DATA EXTRACT:
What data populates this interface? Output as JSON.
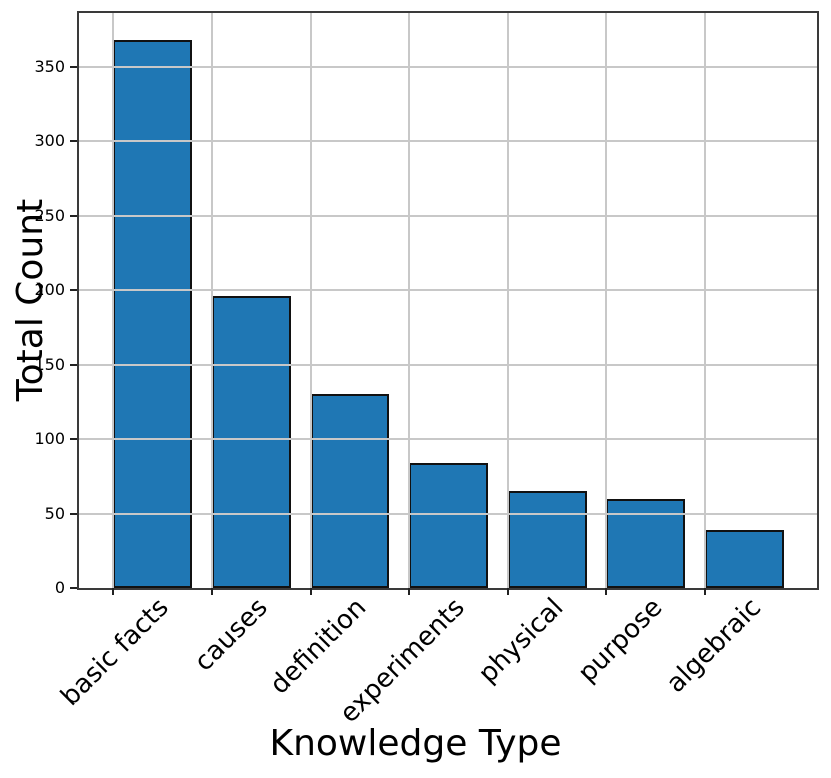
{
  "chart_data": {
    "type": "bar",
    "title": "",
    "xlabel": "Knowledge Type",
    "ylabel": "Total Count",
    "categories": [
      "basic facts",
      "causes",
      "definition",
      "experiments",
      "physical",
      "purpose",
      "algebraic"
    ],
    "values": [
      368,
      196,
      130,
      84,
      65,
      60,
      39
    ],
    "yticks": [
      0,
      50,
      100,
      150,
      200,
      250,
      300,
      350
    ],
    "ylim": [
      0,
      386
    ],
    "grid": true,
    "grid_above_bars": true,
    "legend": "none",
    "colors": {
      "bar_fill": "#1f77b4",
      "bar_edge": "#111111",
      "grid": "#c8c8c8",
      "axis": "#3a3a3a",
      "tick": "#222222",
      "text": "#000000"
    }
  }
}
...
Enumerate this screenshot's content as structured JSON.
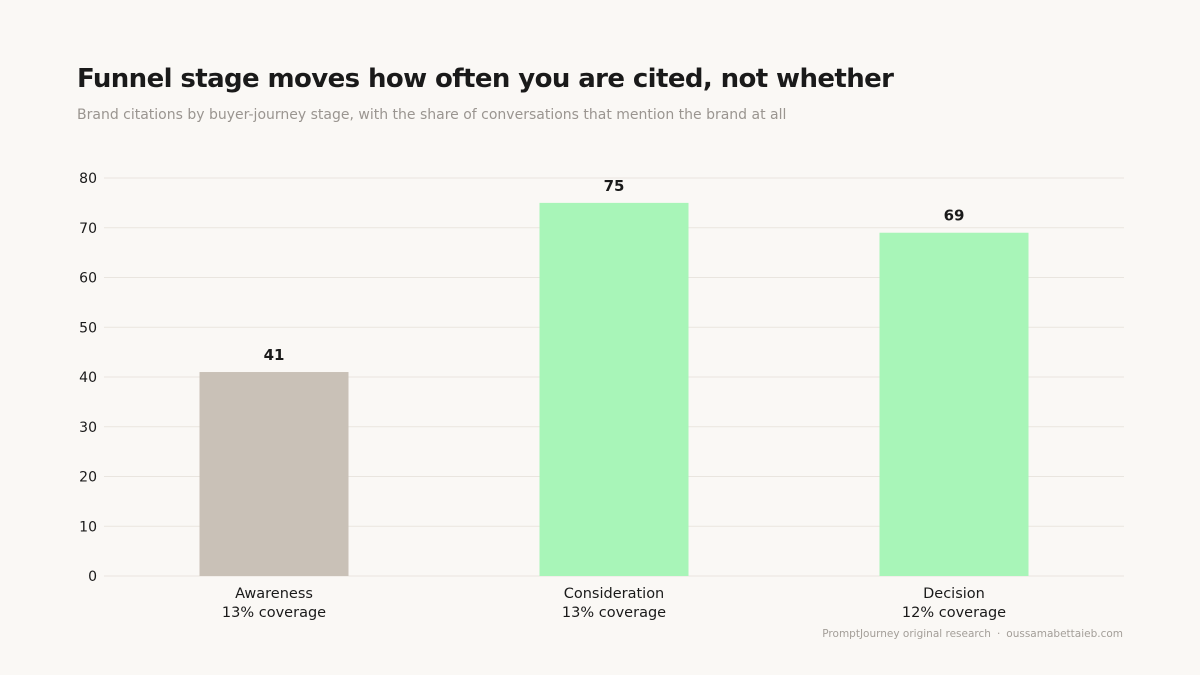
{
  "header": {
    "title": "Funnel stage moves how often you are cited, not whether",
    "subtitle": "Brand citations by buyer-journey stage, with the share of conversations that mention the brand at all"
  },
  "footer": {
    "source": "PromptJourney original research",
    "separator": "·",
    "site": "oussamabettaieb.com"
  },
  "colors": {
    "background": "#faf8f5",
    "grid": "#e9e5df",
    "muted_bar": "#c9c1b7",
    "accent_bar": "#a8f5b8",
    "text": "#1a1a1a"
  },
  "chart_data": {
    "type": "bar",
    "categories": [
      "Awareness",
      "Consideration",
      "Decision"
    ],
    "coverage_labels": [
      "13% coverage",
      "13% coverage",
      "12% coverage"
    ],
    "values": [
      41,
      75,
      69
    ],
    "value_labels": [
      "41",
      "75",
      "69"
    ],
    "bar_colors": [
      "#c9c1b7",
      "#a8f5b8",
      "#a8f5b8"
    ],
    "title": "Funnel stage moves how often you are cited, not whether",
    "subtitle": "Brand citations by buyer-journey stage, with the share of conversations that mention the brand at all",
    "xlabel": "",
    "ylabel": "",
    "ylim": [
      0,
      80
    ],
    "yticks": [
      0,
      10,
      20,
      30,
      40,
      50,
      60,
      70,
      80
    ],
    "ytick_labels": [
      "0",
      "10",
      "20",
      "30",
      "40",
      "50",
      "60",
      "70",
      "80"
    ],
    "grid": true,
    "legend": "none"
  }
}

YOUR OBJECTIVE:
Track down every line of the material containing the string "with", and copy it.

TASK SOLUTION:
    "subtitle": "Brand citations by buyer-journey stage, with the share of conversations that mention the brand at all"
    "subtitle": "Brand citations by buyer-journey stage, with the share of conversations that mention the brand at all",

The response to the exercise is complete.